- _What you are asked to do_:
Tell how many lines in these records contain the string "정보통신", with only the number as the reply.

- _Input for this task_:
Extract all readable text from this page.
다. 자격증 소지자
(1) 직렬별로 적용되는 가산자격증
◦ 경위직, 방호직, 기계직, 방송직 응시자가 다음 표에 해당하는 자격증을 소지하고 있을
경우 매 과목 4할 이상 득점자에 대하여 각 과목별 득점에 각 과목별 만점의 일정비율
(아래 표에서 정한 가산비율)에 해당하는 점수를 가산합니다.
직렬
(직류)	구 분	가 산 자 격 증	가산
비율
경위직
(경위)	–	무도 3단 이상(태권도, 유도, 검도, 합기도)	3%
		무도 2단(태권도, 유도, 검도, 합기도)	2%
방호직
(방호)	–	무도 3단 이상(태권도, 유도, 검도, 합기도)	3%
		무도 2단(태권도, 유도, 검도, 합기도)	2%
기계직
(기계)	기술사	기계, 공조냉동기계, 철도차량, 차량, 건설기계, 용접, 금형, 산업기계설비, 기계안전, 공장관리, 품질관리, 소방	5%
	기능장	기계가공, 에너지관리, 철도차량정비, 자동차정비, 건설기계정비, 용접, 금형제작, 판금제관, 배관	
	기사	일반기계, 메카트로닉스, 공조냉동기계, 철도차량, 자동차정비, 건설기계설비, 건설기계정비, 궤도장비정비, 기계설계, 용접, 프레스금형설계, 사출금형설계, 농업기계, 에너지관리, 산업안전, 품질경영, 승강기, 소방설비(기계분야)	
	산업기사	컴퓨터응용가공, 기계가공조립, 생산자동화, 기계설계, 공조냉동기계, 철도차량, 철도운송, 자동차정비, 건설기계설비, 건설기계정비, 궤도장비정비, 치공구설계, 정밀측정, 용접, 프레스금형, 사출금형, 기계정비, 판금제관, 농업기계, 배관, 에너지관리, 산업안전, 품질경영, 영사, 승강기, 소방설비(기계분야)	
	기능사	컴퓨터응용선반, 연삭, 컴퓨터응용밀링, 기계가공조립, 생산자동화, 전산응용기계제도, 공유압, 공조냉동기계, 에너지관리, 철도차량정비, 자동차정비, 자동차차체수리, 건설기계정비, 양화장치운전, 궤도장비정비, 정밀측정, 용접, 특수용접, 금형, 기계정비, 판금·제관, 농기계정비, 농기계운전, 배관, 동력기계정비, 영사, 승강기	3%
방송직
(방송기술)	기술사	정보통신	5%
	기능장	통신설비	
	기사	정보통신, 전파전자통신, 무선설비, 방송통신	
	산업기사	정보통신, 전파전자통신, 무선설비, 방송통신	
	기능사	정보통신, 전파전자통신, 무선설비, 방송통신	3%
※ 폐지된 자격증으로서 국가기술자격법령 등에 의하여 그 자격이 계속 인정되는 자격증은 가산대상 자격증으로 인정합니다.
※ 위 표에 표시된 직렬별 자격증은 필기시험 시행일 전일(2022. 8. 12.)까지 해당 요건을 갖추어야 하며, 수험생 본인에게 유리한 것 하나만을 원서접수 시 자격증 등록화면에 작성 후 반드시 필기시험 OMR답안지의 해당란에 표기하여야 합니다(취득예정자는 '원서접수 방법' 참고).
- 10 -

- _Completed exercise_:
4